- Given exercise:
Render the material again word for word, skipping the pictures in it.

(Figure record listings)
>>
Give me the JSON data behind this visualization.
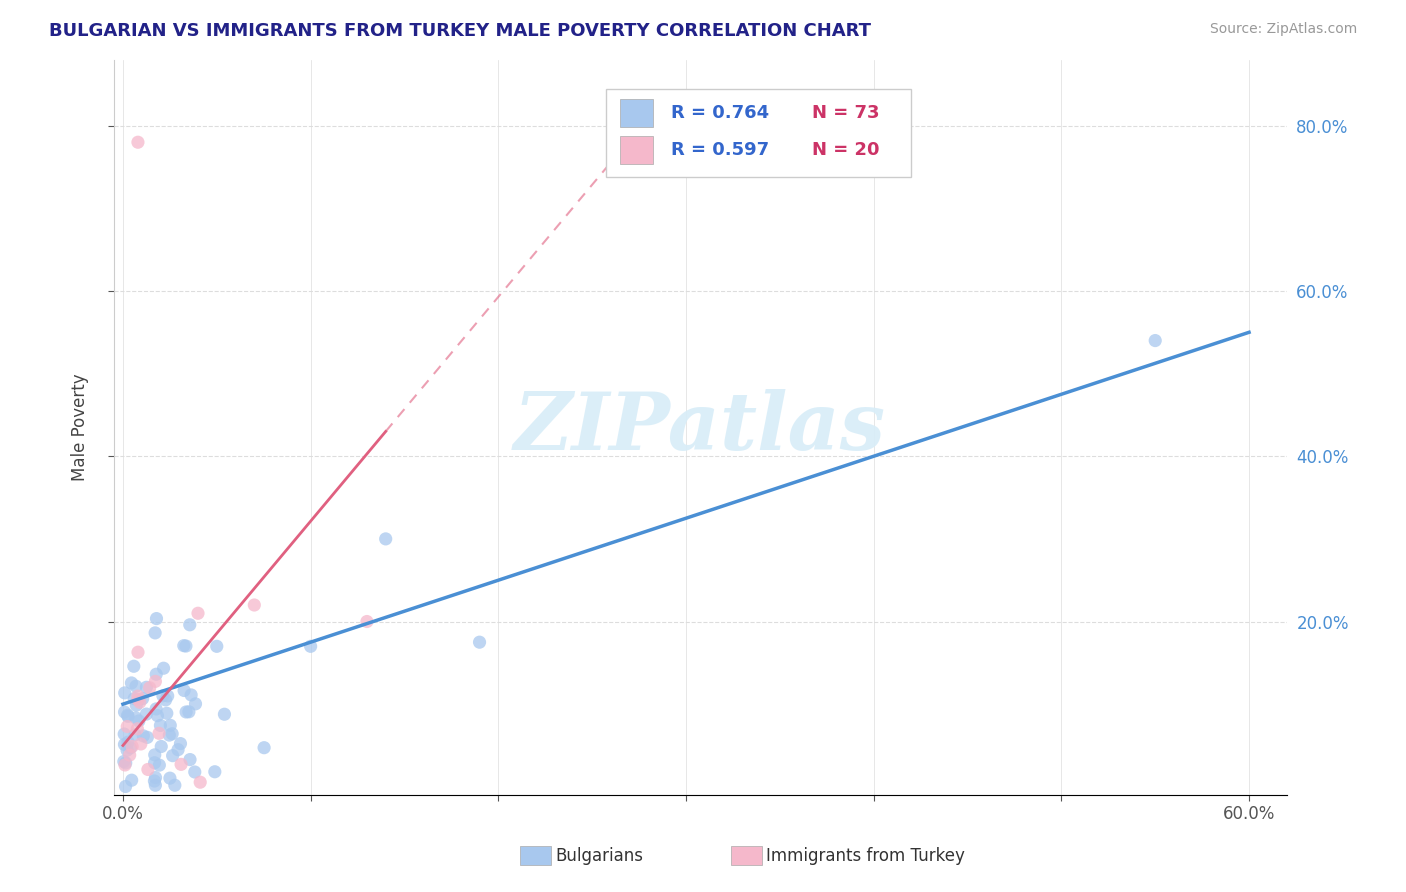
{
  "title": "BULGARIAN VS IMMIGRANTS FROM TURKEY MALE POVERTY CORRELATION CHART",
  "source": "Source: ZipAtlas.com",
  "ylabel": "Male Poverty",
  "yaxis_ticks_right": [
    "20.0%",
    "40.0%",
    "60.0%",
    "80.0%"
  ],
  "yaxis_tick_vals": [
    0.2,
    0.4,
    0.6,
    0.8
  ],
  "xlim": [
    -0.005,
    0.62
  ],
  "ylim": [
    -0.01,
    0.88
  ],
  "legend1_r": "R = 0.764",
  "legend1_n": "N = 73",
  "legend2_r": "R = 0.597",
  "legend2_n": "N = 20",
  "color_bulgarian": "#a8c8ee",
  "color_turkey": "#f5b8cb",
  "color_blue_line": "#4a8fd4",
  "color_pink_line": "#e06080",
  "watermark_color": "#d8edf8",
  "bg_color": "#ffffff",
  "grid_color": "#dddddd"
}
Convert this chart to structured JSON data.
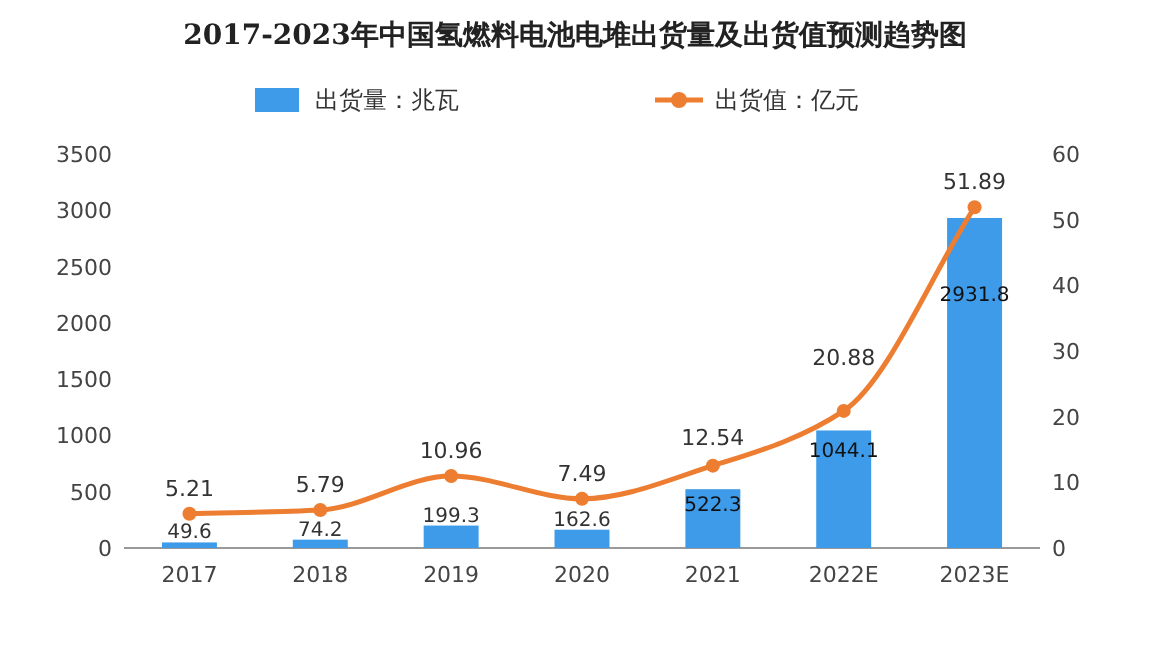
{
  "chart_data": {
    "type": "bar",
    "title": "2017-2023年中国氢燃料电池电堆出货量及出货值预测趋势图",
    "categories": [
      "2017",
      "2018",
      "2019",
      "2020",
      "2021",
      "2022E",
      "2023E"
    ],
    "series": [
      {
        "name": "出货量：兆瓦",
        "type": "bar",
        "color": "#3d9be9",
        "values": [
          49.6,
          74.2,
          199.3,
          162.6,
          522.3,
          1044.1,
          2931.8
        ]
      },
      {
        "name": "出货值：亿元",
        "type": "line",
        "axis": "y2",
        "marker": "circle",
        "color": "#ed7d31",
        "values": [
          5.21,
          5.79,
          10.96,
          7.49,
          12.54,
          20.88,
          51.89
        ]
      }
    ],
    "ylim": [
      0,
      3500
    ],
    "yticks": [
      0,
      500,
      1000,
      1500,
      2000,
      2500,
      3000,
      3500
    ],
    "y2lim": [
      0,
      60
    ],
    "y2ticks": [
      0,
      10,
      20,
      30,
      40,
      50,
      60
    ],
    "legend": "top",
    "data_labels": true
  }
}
<<
- Solution:
Give me the JSON data behind this visualization.
{
  "title": "BULGARIAN VS IMMIGRANTS FROM TURKEY MALE POVERTY CORRELATION CHART",
  "source": "Source: ZipAtlas.com",
  "ylabel": "Male Poverty",
  "yaxis_ticks_right": [
    "20.0%",
    "40.0%",
    "60.0%",
    "80.0%"
  ],
  "yaxis_tick_vals": [
    0.2,
    0.4,
    0.6,
    0.8
  ],
  "xlim": [
    -0.005,
    0.62
  ],
  "ylim": [
    -0.01,
    0.88
  ],
  "legend1_r": "R = 0.764",
  "legend1_n": "N = 73",
  "legend2_r": "R = 0.597",
  "legend2_n": "N = 20",
  "color_bulgarian": "#a8c8ee",
  "color_turkey": "#f5b8cb",
  "color_blue_line": "#4a8fd4",
  "color_pink_line": "#e06080",
  "watermark_color": "#d8edf8",
  "bg_color": "#ffffff",
  "grid_color": "#dddddd"
}
Convert this chart to structured JSON data.
{
  "chart_data": {
    "type": "bar",
    "title": "2017-2023年中国氢燃料电池电堆出货量及出货值预测趋势图",
    "categories": [
      "2017",
      "2018",
      "2019",
      "2020",
      "2021",
      "2022E",
      "2023E"
    ],
    "series": [
      {
        "name": "出货量：兆瓦",
        "type": "bar",
        "color": "#3d9be9",
        "values": [
          49.6,
          74.2,
          199.3,
          162.6,
          522.3,
          1044.1,
          2931.8
        ]
      },
      {
        "name": "出货值：亿元",
        "type": "line",
        "axis": "y2",
        "marker": "circle",
        "color": "#ed7d31",
        "values": [
          5.21,
          5.79,
          10.96,
          7.49,
          12.54,
          20.88,
          51.89
        ]
      }
    ],
    "ylim": [
      0,
      3500
    ],
    "yticks": [
      0,
      500,
      1000,
      1500,
      2000,
      2500,
      3000,
      3500
    ],
    "y2lim": [
      0,
      60
    ],
    "y2ticks": [
      0,
      10,
      20,
      30,
      40,
      50,
      60
    ],
    "legend": "top",
    "data_labels": true
  }
}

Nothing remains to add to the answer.